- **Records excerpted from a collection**
.....
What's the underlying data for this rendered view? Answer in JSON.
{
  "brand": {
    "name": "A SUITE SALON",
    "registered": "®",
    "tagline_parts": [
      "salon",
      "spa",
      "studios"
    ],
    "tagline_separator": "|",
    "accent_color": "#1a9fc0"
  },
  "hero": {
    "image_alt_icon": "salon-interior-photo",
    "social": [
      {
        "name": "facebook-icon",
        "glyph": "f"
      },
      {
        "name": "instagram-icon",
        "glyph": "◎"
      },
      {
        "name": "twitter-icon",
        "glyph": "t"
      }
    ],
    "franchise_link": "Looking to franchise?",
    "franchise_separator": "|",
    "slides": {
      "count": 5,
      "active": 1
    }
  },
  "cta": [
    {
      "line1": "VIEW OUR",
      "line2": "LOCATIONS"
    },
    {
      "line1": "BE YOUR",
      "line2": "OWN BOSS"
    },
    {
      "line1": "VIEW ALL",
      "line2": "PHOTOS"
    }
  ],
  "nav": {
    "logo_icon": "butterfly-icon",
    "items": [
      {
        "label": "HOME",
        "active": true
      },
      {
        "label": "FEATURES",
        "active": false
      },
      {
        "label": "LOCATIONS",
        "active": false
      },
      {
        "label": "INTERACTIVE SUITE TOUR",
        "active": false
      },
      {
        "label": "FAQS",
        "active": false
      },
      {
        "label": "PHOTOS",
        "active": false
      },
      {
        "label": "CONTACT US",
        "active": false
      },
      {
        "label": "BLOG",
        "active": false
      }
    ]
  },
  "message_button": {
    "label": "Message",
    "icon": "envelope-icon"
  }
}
.....
Go through the listing above and restate it word for word.

- **Written reply**
What's the underlying data for this rendered view? Answer in JSON.
{
  "brand": {
    "name": "A SUITE SALON",
    "registered": "®",
    "tagline_parts": [
      "salon",
      "spa",
      "studios"
    ],
    "tagline_separator": "|",
    "accent_color": "#1a9fc0"
  },
  "hero": {
    "image_alt_icon": "salon-interior-photo",
    "social": [
      {
        "name": "facebook-icon",
        "glyph": "f"
      },
      {
        "name": "instagram-icon",
        "glyph": "◎"
      },
      {
        "name": "twitter-icon",
        "glyph": "t"
      }
    ],
    "franchise_link": "Looking to franchise?",
    "franchise_separator": "|",
    "slides": {
      "count": 5,
      "active": 1
    }
  },
  "cta": [
    {
      "line1": "VIEW OUR",
      "line2": "LOCATIONS"
    },
    {
      "line1": "BE YOUR",
      "line2": "OWN BOSS"
    },
    {
      "line1": "VIEW ALL",
      "line2": "PHOTOS"
    }
  ],
  "nav": {
    "logo_icon": "butterfly-icon",
    "items": [
      {
        "label": "HOME",
        "active": true
      },
      {
        "label": "FEATURES",
        "active": false
      },
      {
        "label": "LOCATIONS",
        "active": false
      },
      {
        "label": "INTERACTIVE SUITE TOUR",
        "active": false
      },
      {
        "label": "FAQS",
        "active": false
      },
      {
        "label": "PHOTOS",
        "active": false
      },
      {
        "label": "CONTACT US",
        "active": false
      },
      {
        "label": "BLOG",
        "active": false
      }
    ]
  },
  "message_button": {
    "label": "Message",
    "icon": "envelope-icon"
  }
}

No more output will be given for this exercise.